Search the material below for the word "base" and copy every line in which it occurs.

Given entries:
>>>

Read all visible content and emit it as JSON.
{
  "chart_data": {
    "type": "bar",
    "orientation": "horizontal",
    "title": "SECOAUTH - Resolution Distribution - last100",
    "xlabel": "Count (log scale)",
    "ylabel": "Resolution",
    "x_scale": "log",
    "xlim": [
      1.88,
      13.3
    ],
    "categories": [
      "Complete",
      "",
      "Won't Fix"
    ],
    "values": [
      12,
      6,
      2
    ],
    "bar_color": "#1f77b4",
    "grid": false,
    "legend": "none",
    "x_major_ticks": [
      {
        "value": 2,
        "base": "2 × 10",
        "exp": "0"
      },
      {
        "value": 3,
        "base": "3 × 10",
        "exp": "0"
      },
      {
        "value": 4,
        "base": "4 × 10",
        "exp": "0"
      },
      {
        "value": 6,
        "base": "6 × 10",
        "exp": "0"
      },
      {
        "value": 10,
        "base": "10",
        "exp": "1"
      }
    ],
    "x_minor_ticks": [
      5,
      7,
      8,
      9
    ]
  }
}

<<<

Output:
        "base": "2 × 10",
        "base": "3 × 10",
        "base": "4 × 10",
        "base": "6 × 10",
        "base": "10",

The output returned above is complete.